Set problem.
Transcribe the material in full. Nothing should differ except that the pictures are left out.

^^^^^^^^^^^^^^^^

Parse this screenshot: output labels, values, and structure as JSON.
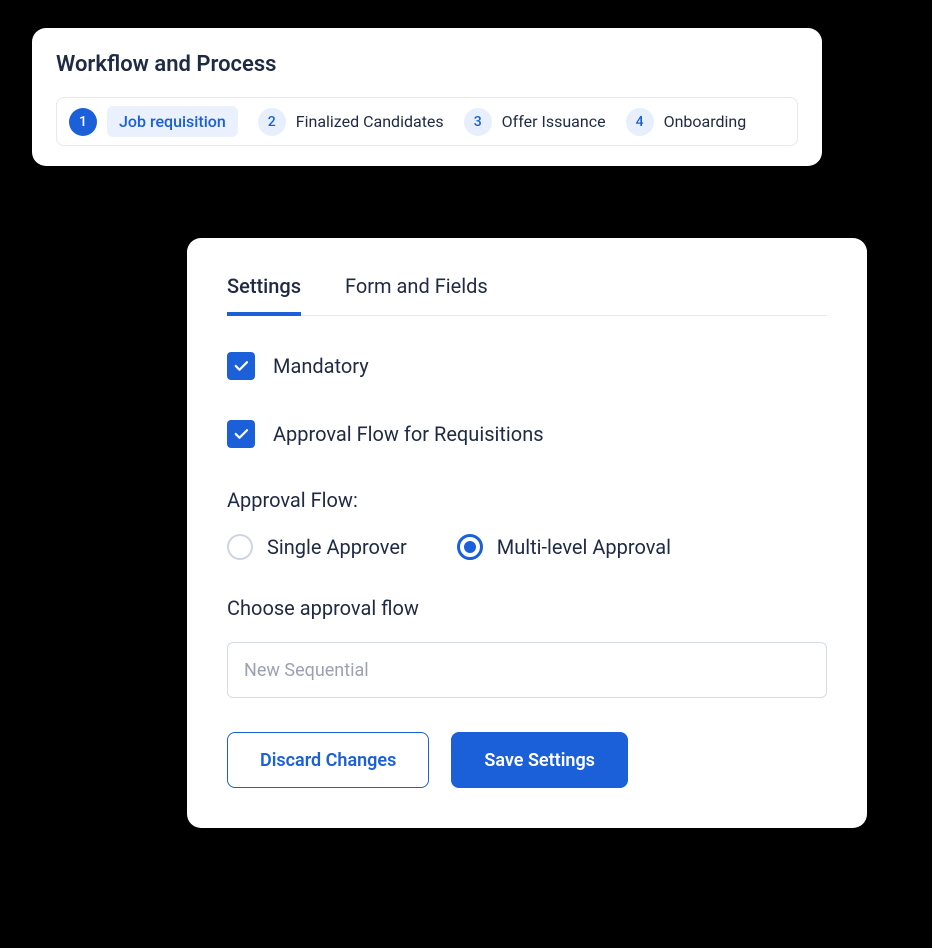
{
  "workflow": {
    "title": "Workflow and Process",
    "steps": [
      {
        "num": "1",
        "label": "Job requisition",
        "active": true
      },
      {
        "num": "2",
        "label": "Finalized Candidates",
        "active": false
      },
      {
        "num": "3",
        "label": "Offer Issuance",
        "active": false
      },
      {
        "num": "4",
        "label": "Onboarding",
        "active": false
      }
    ]
  },
  "settings": {
    "tabs": [
      {
        "label": "Settings",
        "active": true
      },
      {
        "label": "Form and Fields",
        "active": false
      }
    ],
    "checkboxes": {
      "mandatory": {
        "label": "Mandatory",
        "checked": true
      },
      "approval_flow_req": {
        "label": "Approval Flow for Requisitions",
        "checked": true
      }
    },
    "approval_flow_label": "Approval Flow:",
    "radios": {
      "single": {
        "label": "Single Approver",
        "selected": false
      },
      "multi": {
        "label": "Multi-level Approval",
        "selected": true
      }
    },
    "choose_label": "Choose approval flow",
    "choose_placeholder": "New Sequential",
    "buttons": {
      "discard": "Discard Changes",
      "save": "Save Settings"
    }
  }
}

^^^^^^^^^^^^^^^^

Answer in full.
Parse this screenshot: output labels, values, and structure as JSON.
{
  "workflow": {
    "title": "Workflow and Process",
    "steps": [
      {
        "num": "1",
        "label": "Job requisition",
        "active": true
      },
      {
        "num": "2",
        "label": "Finalized Candidates",
        "active": false
      },
      {
        "num": "3",
        "label": "Offer Issuance",
        "active": false
      },
      {
        "num": "4",
        "label": "Onboarding",
        "active": false
      }
    ]
  },
  "settings": {
    "tabs": [
      {
        "label": "Settings",
        "active": true
      },
      {
        "label": "Form and Fields",
        "active": false
      }
    ],
    "checkboxes": {
      "mandatory": {
        "label": "Mandatory",
        "checked": true
      },
      "approval_flow_req": {
        "label": "Approval Flow for Requisitions",
        "checked": true
      }
    },
    "approval_flow_label": "Approval Flow:",
    "radios": {
      "single": {
        "label": "Single Approver",
        "selected": false
      },
      "multi": {
        "label": "Multi-level Approval",
        "selected": true
      }
    },
    "choose_label": "Choose approval flow",
    "choose_placeholder": "New Sequential",
    "buttons": {
      "discard": "Discard Changes",
      "save": "Save Settings"
    }
  }
}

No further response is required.